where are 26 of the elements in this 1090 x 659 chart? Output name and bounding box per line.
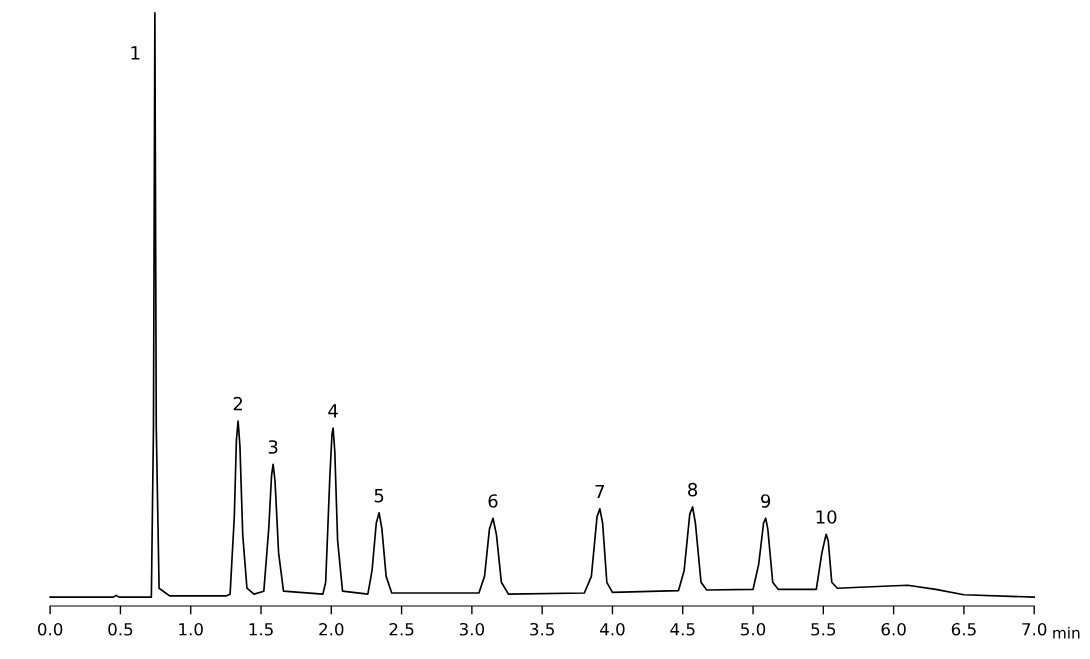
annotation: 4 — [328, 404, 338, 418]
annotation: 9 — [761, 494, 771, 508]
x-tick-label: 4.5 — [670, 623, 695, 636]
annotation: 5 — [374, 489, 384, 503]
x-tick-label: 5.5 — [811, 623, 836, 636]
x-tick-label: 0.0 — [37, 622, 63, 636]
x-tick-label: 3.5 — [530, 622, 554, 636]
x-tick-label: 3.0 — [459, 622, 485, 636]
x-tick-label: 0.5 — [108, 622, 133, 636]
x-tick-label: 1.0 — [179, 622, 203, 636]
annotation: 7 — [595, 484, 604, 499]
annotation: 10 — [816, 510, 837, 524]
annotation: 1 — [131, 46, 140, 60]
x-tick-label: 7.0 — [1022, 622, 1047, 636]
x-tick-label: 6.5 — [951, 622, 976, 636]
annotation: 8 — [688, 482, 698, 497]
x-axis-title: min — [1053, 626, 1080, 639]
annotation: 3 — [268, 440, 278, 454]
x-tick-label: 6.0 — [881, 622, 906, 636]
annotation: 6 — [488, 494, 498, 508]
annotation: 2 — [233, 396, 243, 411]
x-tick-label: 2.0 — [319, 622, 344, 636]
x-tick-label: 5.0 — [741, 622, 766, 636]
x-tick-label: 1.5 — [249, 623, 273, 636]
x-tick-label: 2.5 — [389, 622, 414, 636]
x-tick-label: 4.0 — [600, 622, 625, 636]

==================================================

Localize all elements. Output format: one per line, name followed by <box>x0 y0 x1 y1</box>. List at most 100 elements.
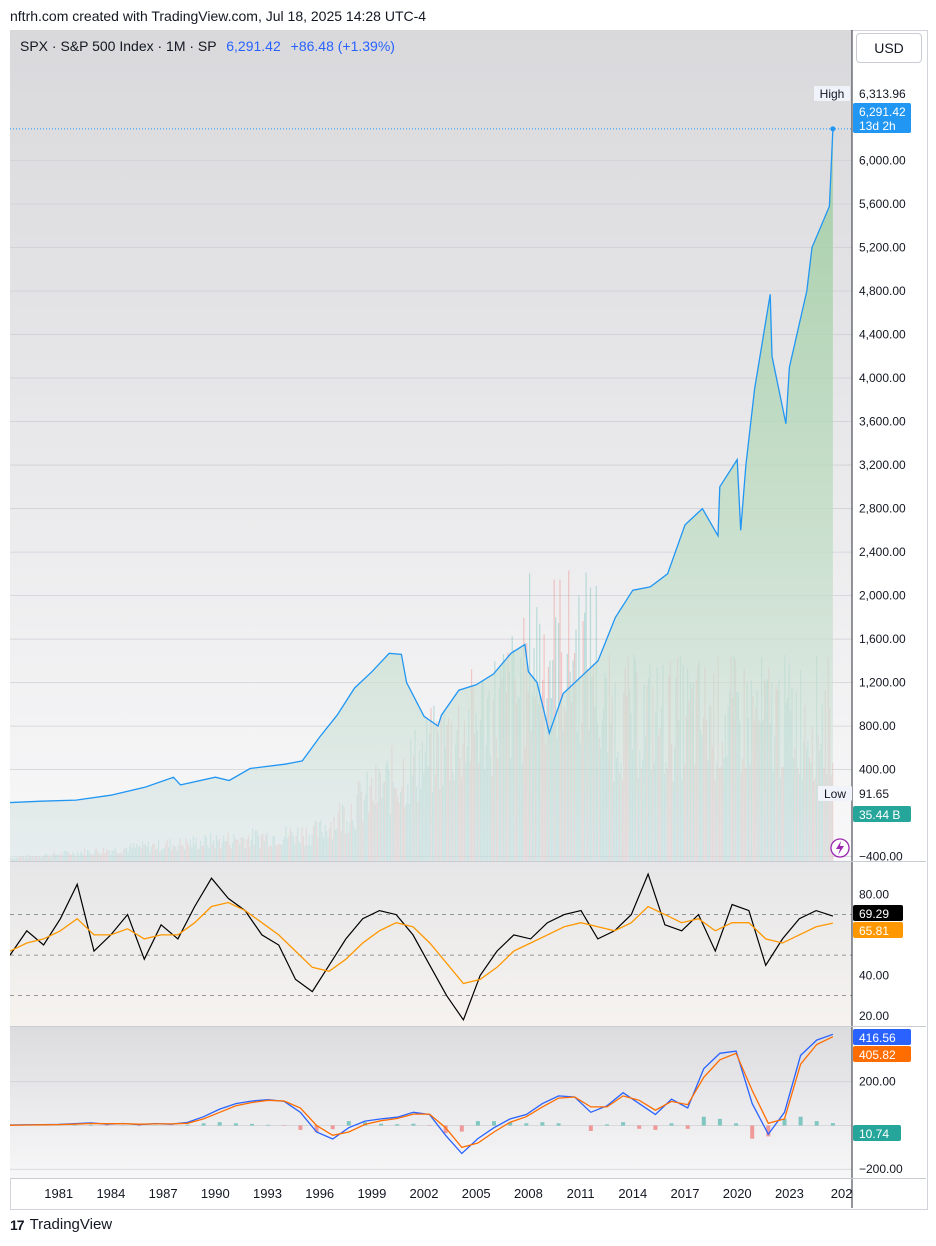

==================================================

- INSTRUCTIONS TO FOLLOW -
Convert the stretch of data that begins with the line containing "where are 26" and ends with the line containing "x-tick-label: 3.0 — [459, 622, 485, 636]" into a Markdown table with the columns Row and Data line, numbering each row and skipping blank lines. Omit the pictures from the table.

- RESULT -
| Row | Data line |
|---|---|
| 1 | where are 26 of the elements in this 1090 x 659 chart? Output name and bounding box per line. |
| 2 | annotation: 4 — [328, 404, 338, 418] |
| 3 | annotation: 9 — [761, 494, 771, 508] |
| 4 | x-tick-label: 4.5 — [670, 623, 695, 636] |
| 5 | annotation: 5 — [374, 489, 384, 503] |
| 6 | x-tick-label: 5.5 — [811, 623, 836, 636] |
| 7 | x-tick-label: 0.0 — [37, 622, 63, 636] |
| 8 | x-tick-label: 3.5 — [530, 622, 554, 636] |
| 9 | x-tick-label: 3.0 — [459, 622, 485, 636] |